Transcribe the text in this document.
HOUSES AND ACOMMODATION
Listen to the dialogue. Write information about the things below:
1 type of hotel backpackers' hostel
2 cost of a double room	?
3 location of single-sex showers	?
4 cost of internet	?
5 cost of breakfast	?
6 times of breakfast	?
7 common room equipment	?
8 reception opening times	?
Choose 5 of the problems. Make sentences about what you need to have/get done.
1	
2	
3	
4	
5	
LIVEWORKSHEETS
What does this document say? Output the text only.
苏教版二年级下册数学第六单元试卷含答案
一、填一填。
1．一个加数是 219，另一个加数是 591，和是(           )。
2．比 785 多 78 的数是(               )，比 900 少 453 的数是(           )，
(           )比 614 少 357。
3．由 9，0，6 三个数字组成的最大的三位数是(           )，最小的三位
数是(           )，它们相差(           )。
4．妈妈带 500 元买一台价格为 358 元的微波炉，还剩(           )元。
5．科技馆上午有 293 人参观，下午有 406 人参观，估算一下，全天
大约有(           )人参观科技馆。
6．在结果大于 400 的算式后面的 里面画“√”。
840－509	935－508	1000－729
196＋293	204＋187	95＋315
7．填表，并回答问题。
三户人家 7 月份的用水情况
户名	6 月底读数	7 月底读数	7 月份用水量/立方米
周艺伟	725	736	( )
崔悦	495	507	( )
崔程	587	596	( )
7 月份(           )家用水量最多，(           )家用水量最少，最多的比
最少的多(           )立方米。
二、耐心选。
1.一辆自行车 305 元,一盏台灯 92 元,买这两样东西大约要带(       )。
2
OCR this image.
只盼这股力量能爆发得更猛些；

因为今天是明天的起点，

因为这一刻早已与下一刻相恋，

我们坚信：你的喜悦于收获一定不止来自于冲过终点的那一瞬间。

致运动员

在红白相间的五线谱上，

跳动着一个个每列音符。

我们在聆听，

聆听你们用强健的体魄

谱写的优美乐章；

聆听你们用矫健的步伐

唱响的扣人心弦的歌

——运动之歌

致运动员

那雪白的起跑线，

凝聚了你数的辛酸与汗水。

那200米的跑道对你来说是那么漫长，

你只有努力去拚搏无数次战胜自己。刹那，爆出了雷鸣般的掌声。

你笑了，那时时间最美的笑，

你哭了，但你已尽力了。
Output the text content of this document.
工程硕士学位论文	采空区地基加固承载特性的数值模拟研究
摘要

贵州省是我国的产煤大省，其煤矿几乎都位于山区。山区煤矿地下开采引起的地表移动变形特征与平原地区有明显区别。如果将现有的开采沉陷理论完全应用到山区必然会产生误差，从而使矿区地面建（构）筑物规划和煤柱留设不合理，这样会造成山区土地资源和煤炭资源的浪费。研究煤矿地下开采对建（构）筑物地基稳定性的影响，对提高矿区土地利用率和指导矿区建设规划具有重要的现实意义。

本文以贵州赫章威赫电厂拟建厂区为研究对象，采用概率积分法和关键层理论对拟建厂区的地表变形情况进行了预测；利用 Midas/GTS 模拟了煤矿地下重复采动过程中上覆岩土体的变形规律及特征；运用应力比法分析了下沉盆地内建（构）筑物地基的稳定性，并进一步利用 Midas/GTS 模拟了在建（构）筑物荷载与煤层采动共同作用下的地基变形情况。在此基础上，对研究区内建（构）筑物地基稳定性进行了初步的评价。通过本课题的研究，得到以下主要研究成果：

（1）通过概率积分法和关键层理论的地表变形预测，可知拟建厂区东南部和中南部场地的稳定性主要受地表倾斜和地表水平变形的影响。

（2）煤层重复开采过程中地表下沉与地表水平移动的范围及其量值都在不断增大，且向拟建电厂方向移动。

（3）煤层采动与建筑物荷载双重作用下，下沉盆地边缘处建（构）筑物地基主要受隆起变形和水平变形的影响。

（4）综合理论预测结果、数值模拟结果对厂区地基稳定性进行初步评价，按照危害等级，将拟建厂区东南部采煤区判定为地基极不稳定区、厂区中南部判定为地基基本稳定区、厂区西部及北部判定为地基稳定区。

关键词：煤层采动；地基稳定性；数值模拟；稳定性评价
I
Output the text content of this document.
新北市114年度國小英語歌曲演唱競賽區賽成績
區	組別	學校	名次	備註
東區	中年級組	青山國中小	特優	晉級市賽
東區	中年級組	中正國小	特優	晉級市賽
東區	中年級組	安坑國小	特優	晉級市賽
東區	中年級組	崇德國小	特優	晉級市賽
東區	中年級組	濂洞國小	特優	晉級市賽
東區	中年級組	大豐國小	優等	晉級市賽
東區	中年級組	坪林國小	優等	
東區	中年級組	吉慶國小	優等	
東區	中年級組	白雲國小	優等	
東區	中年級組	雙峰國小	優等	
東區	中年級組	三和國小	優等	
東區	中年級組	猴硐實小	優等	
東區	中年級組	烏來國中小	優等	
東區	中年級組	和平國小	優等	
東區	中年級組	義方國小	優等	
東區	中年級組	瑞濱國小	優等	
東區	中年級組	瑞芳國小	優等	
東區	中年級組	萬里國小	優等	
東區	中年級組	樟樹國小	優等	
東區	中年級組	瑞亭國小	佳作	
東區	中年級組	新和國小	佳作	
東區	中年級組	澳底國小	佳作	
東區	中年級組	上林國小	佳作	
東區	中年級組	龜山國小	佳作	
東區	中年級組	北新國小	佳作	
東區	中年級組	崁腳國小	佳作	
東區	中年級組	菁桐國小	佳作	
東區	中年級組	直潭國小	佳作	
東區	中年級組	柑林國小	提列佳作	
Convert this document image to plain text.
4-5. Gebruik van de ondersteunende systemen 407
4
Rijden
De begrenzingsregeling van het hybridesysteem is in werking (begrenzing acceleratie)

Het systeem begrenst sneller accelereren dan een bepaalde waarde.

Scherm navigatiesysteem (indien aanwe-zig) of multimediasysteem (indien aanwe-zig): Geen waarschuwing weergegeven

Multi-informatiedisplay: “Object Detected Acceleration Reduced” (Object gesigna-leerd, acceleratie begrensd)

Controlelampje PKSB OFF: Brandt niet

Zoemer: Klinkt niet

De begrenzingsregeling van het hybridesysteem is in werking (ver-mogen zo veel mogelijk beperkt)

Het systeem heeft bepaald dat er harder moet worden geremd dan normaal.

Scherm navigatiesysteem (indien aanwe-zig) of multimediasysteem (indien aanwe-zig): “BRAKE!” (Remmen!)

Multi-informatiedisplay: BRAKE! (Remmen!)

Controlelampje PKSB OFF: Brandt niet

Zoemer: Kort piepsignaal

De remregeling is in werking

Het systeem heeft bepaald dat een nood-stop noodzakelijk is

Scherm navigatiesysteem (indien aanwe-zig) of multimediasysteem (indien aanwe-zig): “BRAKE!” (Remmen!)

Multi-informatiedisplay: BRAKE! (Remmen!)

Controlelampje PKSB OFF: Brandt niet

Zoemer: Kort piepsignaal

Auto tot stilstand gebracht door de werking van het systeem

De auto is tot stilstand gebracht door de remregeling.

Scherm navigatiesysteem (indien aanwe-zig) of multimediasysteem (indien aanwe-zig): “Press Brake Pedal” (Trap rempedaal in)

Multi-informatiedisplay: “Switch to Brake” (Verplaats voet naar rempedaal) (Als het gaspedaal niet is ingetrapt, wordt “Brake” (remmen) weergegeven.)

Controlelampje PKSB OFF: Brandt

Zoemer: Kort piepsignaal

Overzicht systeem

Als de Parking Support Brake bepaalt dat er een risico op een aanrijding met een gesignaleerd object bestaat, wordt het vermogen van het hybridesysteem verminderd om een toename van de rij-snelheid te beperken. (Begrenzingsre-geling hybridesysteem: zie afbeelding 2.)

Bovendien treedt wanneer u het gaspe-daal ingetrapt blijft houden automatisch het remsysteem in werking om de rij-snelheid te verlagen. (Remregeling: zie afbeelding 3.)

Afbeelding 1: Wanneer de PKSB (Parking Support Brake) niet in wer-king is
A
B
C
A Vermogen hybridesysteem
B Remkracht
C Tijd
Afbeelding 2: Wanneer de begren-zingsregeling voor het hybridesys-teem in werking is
----
**WHAT THIS TASK INVOLVES:** Gather and return every line that holds the string "times".

**FULL ANSWER:**
6 times of breakfast	?
8 reception opening times	?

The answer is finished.